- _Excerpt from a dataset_
■ ■ ■
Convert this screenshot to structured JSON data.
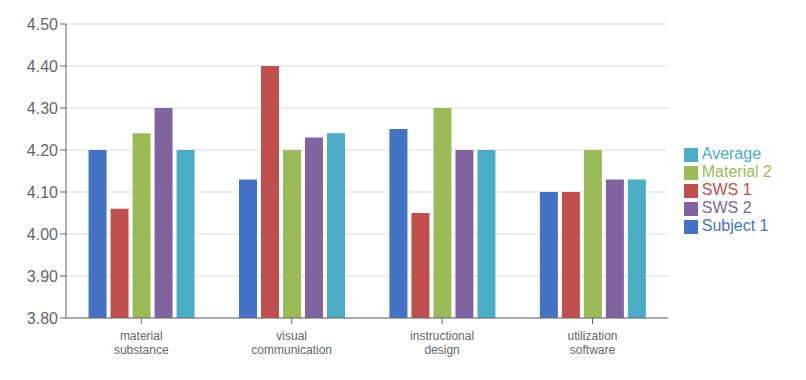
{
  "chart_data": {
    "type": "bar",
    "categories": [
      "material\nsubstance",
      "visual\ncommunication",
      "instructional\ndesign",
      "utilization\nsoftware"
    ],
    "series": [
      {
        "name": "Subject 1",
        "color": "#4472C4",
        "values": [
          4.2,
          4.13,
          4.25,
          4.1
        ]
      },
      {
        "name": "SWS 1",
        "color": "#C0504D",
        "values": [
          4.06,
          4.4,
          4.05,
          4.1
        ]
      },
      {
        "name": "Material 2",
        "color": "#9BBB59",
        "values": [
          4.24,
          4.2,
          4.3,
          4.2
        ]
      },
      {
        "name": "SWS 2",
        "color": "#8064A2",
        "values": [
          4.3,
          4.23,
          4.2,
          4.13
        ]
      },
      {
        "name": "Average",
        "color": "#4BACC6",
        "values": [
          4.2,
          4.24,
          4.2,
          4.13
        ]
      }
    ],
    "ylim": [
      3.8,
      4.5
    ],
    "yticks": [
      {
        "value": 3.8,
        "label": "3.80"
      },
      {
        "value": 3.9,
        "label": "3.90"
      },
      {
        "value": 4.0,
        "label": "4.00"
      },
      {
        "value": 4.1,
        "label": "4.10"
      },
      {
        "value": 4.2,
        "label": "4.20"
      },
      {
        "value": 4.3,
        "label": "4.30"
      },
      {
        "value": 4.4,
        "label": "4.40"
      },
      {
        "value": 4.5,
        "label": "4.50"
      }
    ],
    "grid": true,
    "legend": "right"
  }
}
■ ■ ■
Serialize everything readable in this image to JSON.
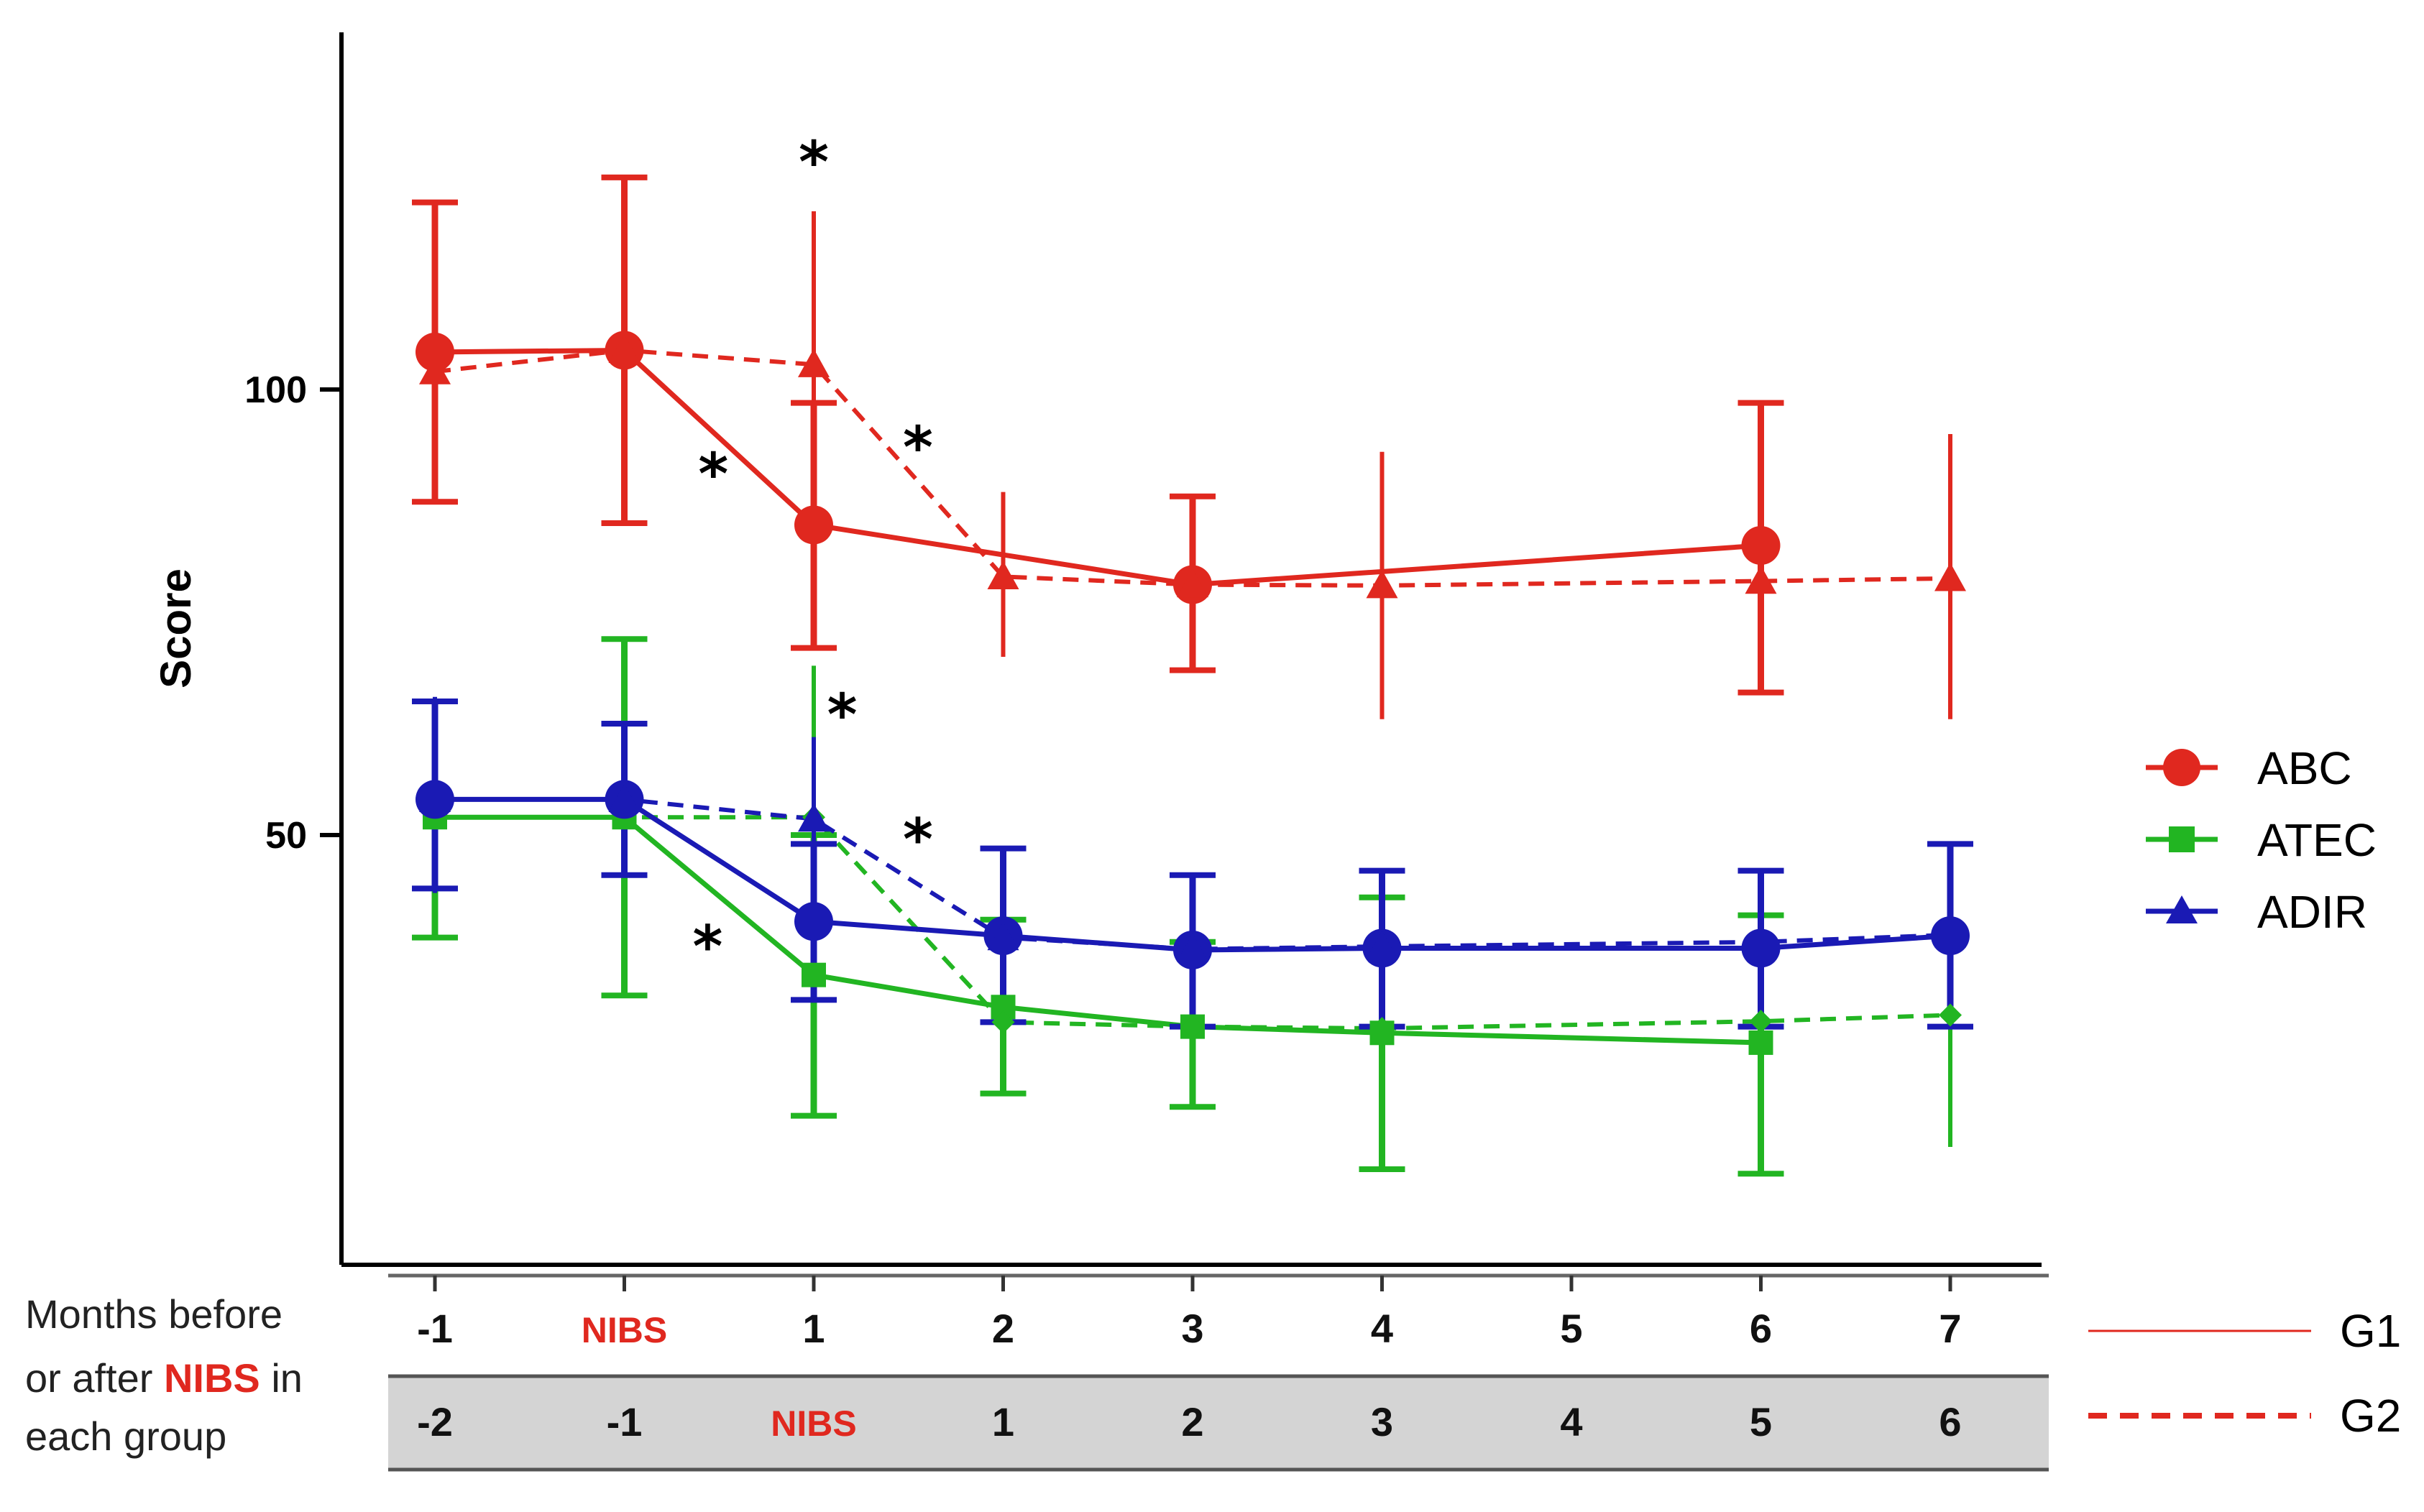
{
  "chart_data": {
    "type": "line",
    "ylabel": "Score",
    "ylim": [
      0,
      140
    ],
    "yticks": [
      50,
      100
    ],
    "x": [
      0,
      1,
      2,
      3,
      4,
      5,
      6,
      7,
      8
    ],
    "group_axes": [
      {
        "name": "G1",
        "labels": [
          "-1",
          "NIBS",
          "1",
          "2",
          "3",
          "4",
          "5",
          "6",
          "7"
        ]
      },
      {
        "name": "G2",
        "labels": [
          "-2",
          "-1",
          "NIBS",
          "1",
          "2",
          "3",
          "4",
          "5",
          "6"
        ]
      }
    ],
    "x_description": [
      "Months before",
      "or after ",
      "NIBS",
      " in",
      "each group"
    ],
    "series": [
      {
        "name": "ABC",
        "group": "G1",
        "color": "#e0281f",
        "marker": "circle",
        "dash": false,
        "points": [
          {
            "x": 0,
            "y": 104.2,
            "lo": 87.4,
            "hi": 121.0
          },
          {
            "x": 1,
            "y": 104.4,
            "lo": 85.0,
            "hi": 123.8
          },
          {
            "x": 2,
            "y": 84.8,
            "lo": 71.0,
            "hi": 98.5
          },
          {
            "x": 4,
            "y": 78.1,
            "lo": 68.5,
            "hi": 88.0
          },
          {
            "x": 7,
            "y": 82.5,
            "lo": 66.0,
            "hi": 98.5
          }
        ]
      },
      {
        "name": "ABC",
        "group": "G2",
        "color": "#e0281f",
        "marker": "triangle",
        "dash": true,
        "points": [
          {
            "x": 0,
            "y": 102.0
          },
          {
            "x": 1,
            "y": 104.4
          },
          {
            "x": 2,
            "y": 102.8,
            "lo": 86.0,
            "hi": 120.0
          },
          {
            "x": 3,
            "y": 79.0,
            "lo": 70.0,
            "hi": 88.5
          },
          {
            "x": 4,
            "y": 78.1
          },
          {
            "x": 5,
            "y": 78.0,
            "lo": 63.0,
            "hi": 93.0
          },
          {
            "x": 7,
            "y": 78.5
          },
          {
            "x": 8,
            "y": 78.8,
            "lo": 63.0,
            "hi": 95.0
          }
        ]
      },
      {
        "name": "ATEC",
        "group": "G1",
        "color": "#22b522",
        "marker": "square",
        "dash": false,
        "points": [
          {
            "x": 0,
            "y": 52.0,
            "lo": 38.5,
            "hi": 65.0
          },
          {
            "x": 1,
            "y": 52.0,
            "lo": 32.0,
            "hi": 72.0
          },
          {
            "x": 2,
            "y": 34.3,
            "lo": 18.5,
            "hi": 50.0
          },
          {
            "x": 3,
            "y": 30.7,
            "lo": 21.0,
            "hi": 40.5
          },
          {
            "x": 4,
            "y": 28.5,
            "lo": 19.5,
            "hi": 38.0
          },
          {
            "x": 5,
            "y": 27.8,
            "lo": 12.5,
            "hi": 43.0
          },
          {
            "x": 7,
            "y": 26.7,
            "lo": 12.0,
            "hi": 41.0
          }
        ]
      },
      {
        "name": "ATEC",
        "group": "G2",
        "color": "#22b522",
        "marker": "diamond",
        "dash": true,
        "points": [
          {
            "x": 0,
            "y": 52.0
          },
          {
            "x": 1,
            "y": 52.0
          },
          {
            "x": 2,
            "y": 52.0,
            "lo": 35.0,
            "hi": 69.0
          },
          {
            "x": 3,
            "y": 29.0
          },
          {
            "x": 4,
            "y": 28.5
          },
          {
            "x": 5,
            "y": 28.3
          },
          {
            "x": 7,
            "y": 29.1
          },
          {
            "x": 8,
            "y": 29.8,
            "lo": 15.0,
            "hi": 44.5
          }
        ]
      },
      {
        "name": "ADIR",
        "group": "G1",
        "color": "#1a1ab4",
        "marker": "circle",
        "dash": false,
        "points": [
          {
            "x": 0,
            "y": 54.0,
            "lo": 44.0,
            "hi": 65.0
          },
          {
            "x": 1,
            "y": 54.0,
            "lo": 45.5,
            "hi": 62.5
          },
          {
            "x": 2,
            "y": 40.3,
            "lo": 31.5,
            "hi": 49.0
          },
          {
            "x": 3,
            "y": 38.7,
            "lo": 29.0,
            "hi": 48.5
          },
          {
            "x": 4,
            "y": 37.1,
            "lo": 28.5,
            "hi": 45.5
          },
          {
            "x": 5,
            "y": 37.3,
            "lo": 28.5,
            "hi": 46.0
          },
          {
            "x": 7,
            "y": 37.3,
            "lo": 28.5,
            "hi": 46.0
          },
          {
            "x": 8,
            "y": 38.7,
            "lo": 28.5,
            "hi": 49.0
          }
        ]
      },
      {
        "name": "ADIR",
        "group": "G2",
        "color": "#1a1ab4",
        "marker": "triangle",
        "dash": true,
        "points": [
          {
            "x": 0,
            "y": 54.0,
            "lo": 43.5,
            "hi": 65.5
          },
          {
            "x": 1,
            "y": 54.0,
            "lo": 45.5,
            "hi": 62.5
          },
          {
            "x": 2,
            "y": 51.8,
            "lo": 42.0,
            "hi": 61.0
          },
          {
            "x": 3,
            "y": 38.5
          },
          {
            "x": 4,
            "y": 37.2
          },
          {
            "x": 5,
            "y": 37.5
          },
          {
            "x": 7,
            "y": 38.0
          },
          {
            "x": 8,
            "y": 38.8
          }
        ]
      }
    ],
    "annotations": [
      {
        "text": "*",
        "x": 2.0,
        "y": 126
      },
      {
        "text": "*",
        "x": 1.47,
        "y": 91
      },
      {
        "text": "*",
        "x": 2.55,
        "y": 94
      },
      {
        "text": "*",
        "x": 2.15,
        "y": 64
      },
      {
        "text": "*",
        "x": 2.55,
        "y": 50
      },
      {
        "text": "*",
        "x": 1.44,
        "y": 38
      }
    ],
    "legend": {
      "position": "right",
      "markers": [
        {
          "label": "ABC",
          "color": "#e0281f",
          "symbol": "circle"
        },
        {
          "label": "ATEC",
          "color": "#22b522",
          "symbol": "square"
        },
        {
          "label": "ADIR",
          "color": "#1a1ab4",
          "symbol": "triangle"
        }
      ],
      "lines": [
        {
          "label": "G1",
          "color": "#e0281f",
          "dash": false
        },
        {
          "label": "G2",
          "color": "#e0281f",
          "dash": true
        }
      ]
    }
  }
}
■ ■ ■
- _THE PROBLEM_
Count the lines that include the word "JSON" and state the result as a bare number.

- _TASK RESULT_
2